### Set task:
Report the count of lines containing the word "name" in the entries below, and nothing more.

### Task input:
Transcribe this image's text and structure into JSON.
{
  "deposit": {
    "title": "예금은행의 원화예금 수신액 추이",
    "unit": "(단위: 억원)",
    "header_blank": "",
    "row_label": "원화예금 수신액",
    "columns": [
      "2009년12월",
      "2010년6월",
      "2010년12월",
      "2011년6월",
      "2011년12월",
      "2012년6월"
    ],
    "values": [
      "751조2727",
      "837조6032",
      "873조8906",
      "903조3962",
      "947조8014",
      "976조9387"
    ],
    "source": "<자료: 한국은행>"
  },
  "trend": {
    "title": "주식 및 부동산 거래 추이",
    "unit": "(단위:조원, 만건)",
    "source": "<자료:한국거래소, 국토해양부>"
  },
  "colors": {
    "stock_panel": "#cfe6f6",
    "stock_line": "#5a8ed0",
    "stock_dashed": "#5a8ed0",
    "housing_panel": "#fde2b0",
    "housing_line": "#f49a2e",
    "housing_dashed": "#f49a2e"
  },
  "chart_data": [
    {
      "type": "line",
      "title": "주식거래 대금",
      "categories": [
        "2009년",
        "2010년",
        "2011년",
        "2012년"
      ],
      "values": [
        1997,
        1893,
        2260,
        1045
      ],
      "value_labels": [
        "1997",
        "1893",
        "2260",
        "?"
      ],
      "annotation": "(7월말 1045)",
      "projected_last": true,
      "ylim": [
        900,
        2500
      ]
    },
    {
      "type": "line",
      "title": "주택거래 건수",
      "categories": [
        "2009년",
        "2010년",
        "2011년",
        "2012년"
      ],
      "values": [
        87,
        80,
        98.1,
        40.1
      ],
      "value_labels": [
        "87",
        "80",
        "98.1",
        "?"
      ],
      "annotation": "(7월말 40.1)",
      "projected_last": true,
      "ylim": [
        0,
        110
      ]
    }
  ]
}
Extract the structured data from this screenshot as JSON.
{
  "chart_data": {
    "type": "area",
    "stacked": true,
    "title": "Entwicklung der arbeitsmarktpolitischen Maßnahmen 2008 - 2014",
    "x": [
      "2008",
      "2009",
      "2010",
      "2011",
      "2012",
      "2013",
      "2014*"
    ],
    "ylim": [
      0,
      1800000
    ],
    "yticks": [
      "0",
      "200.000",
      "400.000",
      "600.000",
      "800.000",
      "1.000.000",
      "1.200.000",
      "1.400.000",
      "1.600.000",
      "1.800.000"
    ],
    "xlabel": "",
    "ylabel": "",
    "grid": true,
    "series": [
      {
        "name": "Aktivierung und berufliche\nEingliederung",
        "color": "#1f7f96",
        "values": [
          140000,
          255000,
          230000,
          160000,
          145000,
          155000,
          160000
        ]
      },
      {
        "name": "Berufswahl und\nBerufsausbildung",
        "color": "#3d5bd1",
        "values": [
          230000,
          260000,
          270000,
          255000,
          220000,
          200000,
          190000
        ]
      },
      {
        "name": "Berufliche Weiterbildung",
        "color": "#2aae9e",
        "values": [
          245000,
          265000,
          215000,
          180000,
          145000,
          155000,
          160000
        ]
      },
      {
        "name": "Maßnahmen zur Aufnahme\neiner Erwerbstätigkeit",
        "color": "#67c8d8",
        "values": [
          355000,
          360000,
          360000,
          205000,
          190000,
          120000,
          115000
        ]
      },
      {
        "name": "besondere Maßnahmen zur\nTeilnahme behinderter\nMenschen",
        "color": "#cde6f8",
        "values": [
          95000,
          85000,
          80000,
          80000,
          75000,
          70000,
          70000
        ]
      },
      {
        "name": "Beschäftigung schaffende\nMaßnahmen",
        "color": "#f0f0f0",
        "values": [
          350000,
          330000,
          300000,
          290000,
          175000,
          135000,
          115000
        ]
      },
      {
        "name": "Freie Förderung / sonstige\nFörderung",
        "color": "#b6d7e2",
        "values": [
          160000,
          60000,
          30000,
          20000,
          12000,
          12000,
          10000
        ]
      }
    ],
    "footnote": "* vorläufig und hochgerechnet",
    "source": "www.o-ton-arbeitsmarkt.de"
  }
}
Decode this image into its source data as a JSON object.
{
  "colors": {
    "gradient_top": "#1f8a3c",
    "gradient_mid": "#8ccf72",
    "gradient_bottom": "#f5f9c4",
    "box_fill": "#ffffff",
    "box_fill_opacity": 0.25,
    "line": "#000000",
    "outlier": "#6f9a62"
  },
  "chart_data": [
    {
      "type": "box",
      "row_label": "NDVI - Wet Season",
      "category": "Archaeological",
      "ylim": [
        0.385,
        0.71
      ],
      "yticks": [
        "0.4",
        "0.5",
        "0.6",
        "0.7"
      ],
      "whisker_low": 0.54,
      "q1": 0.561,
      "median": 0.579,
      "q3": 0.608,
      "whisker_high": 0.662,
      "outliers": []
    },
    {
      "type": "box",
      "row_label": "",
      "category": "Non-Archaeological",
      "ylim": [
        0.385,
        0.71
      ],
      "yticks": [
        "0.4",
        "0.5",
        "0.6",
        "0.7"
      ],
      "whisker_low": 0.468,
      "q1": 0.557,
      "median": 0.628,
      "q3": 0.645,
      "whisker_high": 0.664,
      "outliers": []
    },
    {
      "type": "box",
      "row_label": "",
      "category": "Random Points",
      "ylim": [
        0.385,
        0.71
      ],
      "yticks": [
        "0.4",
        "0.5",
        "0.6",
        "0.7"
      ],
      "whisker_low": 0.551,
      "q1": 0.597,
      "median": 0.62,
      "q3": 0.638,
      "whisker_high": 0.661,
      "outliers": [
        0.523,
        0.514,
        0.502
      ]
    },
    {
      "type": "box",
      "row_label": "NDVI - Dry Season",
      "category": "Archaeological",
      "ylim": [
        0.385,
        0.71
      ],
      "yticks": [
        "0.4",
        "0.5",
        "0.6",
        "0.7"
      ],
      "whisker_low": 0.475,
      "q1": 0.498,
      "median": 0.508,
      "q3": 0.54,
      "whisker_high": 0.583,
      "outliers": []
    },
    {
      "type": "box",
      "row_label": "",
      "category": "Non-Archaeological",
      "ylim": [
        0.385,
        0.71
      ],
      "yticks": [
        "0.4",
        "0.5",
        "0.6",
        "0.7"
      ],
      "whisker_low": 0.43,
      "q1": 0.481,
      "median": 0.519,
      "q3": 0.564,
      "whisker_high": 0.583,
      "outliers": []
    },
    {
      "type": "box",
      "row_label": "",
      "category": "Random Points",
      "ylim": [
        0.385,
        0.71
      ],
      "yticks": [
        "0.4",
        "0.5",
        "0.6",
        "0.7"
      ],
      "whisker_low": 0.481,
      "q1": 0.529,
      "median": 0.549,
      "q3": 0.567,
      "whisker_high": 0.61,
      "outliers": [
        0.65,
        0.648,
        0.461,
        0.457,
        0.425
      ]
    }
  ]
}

### Solution for this exercise:
7